─── DATASET CONTENT ───
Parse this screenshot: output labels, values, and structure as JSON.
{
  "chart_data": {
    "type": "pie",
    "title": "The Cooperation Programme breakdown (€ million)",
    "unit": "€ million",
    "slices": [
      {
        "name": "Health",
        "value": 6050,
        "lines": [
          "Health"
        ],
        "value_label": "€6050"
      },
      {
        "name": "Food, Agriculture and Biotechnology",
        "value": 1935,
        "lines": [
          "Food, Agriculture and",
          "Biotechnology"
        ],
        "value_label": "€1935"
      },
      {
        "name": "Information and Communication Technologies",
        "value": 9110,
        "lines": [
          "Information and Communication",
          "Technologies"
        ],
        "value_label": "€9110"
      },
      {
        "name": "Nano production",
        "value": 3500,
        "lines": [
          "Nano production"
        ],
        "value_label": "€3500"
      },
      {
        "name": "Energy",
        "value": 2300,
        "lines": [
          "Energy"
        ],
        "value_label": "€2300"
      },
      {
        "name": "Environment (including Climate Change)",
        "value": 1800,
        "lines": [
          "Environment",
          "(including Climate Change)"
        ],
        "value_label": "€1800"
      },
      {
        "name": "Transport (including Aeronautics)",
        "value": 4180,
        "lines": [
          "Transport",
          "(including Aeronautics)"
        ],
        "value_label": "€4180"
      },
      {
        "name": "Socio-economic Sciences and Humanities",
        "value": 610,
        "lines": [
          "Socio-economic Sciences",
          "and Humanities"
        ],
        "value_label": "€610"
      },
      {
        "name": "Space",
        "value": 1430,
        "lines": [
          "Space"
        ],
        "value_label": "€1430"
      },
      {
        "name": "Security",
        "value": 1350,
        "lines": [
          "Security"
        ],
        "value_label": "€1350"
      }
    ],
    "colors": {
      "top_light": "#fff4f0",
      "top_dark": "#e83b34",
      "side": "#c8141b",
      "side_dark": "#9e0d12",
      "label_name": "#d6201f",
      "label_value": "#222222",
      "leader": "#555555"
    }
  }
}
───
**YOUR GOAL:** Filter the data, keeping only the lines that contain "Environment".

**EXERCISE ANSWER:**
        "name": "Environment (including Climate Change)",
          "Environment",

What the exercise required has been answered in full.